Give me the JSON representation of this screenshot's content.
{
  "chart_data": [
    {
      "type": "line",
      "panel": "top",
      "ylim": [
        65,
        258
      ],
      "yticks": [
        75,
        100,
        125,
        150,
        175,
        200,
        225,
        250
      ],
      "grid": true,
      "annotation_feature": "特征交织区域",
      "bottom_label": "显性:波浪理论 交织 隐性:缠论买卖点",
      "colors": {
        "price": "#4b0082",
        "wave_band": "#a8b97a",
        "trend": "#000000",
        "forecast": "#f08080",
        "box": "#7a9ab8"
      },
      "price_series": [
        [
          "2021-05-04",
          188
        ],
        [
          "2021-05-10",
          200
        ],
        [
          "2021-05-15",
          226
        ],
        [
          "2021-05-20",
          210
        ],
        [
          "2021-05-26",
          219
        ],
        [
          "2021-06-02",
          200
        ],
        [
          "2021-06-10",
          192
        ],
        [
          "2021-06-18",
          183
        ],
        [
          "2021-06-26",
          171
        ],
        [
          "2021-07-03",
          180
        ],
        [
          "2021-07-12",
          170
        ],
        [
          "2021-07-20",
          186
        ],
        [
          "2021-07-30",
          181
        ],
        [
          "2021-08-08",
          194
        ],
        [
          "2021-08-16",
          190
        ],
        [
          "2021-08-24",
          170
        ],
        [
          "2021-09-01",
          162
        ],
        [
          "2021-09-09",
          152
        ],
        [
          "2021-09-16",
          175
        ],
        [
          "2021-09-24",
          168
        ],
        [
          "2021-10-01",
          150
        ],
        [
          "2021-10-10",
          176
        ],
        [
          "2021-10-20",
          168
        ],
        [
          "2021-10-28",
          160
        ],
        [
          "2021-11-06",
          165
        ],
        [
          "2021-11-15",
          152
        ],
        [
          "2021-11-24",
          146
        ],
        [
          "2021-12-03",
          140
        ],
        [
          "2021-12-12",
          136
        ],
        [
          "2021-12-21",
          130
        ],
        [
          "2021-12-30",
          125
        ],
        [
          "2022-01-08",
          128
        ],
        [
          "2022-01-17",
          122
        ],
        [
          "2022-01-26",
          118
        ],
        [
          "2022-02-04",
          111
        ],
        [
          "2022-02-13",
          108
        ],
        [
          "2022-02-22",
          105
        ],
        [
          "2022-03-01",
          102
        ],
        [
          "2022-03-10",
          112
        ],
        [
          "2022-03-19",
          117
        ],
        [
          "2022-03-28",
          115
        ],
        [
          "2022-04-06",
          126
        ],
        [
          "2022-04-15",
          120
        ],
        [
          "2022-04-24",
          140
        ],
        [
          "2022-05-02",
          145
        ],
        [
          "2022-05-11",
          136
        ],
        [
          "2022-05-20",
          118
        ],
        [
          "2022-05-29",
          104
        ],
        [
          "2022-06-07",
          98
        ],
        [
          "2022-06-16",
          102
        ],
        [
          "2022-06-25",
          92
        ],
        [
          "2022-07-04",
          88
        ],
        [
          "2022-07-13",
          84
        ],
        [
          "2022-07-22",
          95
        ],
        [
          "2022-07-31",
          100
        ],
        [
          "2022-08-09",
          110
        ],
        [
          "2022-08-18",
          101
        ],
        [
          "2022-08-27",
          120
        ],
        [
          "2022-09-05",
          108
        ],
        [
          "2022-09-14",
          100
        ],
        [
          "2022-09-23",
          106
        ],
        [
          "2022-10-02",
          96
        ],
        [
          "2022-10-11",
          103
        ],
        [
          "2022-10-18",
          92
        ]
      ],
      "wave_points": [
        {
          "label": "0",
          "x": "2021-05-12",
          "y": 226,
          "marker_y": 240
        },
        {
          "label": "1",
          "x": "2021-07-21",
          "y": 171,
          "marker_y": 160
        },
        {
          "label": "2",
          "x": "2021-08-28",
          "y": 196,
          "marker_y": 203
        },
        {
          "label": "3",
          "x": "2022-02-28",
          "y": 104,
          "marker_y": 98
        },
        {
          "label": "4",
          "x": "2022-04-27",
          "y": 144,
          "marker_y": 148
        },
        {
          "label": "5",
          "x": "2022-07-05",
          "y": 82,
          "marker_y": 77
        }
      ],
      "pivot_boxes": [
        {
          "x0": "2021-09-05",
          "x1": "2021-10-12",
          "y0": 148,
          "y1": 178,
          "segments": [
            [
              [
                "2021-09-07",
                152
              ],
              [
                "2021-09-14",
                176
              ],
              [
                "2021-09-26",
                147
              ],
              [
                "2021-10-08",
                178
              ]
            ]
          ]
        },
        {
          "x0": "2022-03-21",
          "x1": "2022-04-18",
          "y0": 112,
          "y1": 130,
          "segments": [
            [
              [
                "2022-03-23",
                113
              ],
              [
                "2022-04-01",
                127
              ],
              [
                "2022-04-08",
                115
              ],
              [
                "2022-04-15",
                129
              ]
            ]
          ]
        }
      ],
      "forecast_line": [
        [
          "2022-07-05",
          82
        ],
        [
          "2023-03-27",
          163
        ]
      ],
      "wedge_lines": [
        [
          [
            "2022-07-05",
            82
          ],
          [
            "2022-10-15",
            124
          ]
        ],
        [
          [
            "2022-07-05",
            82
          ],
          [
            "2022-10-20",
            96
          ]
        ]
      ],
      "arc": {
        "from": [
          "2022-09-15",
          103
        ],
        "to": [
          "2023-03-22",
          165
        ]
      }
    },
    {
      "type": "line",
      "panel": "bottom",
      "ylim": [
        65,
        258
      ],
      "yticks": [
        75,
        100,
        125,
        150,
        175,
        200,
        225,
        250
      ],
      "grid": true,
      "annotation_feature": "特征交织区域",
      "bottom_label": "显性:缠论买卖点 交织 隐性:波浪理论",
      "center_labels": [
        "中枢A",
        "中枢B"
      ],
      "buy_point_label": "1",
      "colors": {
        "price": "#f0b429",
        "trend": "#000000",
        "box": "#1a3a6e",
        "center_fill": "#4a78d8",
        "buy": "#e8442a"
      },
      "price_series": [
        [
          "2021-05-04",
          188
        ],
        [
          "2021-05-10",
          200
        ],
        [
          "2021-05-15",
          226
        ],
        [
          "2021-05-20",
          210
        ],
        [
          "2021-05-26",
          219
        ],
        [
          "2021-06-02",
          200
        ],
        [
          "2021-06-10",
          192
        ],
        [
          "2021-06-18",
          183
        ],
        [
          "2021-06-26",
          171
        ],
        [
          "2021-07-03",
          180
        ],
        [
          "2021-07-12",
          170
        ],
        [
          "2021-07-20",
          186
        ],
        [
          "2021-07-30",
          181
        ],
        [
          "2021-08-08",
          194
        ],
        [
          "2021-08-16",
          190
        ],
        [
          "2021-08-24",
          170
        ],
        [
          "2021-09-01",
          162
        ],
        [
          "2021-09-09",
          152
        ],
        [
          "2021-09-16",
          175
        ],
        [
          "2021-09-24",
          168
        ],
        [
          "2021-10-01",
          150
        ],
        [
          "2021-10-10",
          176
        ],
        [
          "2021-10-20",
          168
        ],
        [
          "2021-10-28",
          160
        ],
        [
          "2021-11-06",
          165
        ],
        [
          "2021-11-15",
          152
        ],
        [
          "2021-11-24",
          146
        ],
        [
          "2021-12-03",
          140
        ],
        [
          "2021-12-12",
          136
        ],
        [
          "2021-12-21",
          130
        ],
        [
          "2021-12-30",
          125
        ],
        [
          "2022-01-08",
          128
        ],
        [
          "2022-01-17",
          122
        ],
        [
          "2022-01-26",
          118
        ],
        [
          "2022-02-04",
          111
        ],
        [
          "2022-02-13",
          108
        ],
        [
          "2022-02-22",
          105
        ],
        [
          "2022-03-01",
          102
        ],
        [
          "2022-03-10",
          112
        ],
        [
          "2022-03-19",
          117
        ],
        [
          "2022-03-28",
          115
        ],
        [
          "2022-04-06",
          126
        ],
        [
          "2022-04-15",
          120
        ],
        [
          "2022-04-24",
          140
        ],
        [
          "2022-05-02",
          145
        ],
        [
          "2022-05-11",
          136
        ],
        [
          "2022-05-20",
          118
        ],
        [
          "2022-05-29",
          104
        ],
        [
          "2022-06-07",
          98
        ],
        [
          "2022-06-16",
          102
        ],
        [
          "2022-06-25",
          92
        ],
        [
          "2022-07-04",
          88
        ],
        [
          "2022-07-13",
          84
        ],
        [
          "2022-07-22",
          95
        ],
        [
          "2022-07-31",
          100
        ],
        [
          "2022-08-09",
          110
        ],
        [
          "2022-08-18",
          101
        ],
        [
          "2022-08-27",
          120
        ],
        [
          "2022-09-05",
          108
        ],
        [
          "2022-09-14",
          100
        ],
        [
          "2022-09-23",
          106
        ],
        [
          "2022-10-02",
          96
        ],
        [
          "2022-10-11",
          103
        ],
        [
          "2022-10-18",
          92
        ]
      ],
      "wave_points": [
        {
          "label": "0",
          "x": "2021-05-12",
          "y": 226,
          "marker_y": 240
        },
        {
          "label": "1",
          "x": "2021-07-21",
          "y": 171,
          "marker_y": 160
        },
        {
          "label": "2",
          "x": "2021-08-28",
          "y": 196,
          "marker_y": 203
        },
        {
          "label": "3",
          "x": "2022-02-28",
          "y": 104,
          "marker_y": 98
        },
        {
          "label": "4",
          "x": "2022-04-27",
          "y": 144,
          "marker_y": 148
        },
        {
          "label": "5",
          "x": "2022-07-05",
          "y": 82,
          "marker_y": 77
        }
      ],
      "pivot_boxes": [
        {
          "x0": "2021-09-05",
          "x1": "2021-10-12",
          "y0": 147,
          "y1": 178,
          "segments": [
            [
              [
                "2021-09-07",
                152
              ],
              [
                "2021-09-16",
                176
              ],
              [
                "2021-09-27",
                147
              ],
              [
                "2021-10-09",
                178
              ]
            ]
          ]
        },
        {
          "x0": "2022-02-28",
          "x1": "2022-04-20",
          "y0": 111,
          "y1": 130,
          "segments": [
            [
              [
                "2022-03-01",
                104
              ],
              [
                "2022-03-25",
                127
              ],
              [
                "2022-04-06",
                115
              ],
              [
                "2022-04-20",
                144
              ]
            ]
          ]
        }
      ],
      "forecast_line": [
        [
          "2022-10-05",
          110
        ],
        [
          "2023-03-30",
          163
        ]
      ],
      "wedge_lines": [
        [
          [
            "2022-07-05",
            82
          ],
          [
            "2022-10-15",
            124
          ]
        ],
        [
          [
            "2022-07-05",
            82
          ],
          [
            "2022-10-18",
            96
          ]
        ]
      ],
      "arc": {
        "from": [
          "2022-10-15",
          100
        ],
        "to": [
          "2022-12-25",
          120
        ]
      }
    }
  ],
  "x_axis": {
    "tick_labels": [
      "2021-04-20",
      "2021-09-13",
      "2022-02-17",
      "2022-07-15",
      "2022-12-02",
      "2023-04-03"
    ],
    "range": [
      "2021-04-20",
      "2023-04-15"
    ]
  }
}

WRITTEN PROBLEM: Copy out each line of the material that holds the word "波浪理论".

EXERCISE SOLUTION:
      "bottom_label": "显性:波浪理论 交织 隐性:缠论买卖点",
      "bottom_label": "显性:缠论买卖点 交织 隐性:波浪理论",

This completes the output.